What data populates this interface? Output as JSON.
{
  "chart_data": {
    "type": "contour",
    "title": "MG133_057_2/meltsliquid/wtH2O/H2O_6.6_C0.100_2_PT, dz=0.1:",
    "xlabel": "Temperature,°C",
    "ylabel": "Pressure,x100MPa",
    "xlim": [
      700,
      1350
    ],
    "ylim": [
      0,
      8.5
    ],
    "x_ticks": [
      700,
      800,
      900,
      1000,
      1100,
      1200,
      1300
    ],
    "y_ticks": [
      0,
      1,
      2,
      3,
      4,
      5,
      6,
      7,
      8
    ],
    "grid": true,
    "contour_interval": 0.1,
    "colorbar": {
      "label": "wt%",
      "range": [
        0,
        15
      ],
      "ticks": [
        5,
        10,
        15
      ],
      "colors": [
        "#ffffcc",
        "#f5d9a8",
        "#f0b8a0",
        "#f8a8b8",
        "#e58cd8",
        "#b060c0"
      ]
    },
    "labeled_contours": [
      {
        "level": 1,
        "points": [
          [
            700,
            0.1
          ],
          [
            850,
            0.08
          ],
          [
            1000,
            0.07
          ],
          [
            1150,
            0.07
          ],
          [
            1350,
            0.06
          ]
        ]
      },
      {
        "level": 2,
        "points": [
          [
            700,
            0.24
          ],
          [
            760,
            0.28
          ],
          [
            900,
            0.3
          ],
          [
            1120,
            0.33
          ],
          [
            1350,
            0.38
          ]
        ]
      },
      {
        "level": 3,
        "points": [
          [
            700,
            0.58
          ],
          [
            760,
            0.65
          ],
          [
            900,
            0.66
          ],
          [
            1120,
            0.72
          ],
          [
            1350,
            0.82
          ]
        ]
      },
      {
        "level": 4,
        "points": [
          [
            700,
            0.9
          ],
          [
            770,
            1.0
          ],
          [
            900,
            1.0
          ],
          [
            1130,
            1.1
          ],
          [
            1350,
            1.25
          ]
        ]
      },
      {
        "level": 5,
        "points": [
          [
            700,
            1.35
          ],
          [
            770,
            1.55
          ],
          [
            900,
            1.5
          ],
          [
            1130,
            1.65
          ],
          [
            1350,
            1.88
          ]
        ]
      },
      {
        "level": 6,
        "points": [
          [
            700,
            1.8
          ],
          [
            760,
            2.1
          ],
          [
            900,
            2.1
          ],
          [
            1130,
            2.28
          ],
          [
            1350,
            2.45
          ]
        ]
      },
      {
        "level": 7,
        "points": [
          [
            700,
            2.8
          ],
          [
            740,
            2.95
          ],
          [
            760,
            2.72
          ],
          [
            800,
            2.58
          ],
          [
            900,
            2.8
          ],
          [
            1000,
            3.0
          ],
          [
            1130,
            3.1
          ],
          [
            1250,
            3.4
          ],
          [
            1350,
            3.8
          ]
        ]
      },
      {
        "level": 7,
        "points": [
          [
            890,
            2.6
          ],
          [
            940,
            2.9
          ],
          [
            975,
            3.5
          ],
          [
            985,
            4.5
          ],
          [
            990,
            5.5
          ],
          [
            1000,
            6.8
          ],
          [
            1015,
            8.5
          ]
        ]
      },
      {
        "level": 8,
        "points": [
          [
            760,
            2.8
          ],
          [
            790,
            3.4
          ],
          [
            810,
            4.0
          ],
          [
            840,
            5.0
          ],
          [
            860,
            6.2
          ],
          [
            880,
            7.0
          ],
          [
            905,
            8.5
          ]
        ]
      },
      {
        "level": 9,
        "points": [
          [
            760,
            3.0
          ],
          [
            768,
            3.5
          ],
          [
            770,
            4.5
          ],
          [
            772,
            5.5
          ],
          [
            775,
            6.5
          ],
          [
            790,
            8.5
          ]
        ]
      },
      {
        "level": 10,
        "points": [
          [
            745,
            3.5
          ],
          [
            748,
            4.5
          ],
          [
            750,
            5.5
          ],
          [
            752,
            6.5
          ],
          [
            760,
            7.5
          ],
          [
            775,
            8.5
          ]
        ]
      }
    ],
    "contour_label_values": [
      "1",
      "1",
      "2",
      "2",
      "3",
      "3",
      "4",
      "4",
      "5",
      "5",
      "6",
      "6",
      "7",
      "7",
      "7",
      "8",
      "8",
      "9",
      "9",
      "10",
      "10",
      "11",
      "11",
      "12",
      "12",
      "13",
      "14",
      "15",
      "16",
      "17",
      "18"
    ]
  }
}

════

§ Exercise requirements
Reproduce the full listing above, character for character.

§ Result
What data populates this interface? Output as JSON.
{
  "chart_data": {
    "type": "contour",
    "title": "MG133_057_2/meltsliquid/wtH2O/H2O_6.6_C0.100_2_PT, dz=0.1:",
    "xlabel": "Temperature,°C",
    "ylabel": "Pressure,x100MPa",
    "xlim": [
      700,
      1350
    ],
    "ylim": [
      0,
      8.5
    ],
    "x_ticks": [
      700,
      800,
      900,
      1000,
      1100,
      1200,
      1300
    ],
    "y_ticks": [
      0,
      1,
      2,
      3,
      4,
      5,
      6,
      7,
      8
    ],
    "grid": true,
    "contour_interval": 0.1,
    "colorbar": {
      "label": "wt%",
      "range": [
        0,
        15
      ],
      "ticks": [
        5,
        10,
        15
      ],
      "colors": [
        "#ffffcc",
        "#f5d9a8",
        "#f0b8a0",
        "#f8a8b8",
        "#e58cd8",
        "#b060c0"
      ]
    },
    "labeled_contours": [
      {
        "level": 1,
        "points": [
          [
            700,
            0.1
          ],
          [
            850,
            0.08
          ],
          [
            1000,
            0.07
          ],
          [
            1150,
            0.07
          ],
          [
            1350,
            0.06
          ]
        ]
      },
      {
        "level": 2,
        "points": [
          [
            700,
            0.24
          ],
          [
            760,
            0.28
          ],
          [
            900,
            0.3
          ],
          [
            1120,
            0.33
          ],
          [
            1350,
            0.38
          ]
        ]
      },
      {
        "level": 3,
        "points": [
          [
            700,
            0.58
          ],
          [
            760,
            0.65
          ],
          [
            900,
            0.66
          ],
          [
            1120,
            0.72
          ],
          [
            1350,
            0.82
          ]
        ]
      },
      {
        "level": 4,
        "points": [
          [
            700,
            0.9
          ],
          [
            770,
            1.0
          ],
          [
            900,
            1.0
          ],
          [
            1130,
            1.1
          ],
          [
            1350,
            1.25
          ]
        ]
      },
      {
        "level": 5,
        "points": [
          [
            700,
            1.35
          ],
          [
            770,
            1.55
          ],
          [
            900,
            1.5
          ],
          [
            1130,
            1.65
          ],
          [
            1350,
            1.88
          ]
        ]
      },
      {
        "level": 6,
        "points": [
          [
            700,
            1.8
          ],
          [
            760,
            2.1
          ],
          [
            900,
            2.1
          ],
          [
            1130,
            2.28
          ],
          [
            1350,
            2.45
          ]
        ]
      },
      {
        "level": 7,
        "points": [
          [
            700,
            2.8
          ],
          [
            740,
            2.95
          ],
          [
            760,
            2.72
          ],
          [
            800,
            2.58
          ],
          [
            900,
            2.8
          ],
          [
            1000,
            3.0
          ],
          [
            1130,
            3.1
          ],
          [
            1250,
            3.4
          ],
          [
            1350,
            3.8
          ]
        ]
      },
      {
        "level": 7,
        "points": [
          [
            890,
            2.6
          ],
          [
            940,
            2.9
          ],
          [
            975,
            3.5
          ],
          [
            985,
            4.5
          ],
          [
            990,
            5.5
          ],
          [
            1000,
            6.8
          ],
          [
            1015,
            8.5
          ]
        ]
      },
      {
        "level": 8,
        "points": [
          [
            760,
            2.8
          ],
          [
            790,
            3.4
          ],
          [
            810,
            4.0
          ],
          [
            840,
            5.0
          ],
          [
            860,
            6.2
          ],
          [
            880,
            7.0
          ],
          [
            905,
            8.5
          ]
        ]
      },
      {
        "level": 9,
        "points": [
          [
            760,
            3.0
          ],
          [
            768,
            3.5
          ],
          [
            770,
            4.5
          ],
          [
            772,
            5.5
          ],
          [
            775,
            6.5
          ],
          [
            790,
            8.5
          ]
        ]
      },
      {
        "level": 10,
        "points": [
          [
            745,
            3.5
          ],
          [
            748,
            4.5
          ],
          [
            750,
            5.5
          ],
          [
            752,
            6.5
          ],
          [
            760,
            7.5
          ],
          [
            775,
            8.5
          ]
        ]
      }
    ],
    "contour_label_values": [
      "1",
      "1",
      "2",
      "2",
      "3",
      "3",
      "4",
      "4",
      "5",
      "5",
      "6",
      "6",
      "7",
      "7",
      "7",
      "8",
      "8",
      "9",
      "9",
      "10",
      "10",
      "11",
      "11",
      "12",
      "12",
      "13",
      "14",
      "15",
      "16",
      "17",
      "18"
    ]
  }
}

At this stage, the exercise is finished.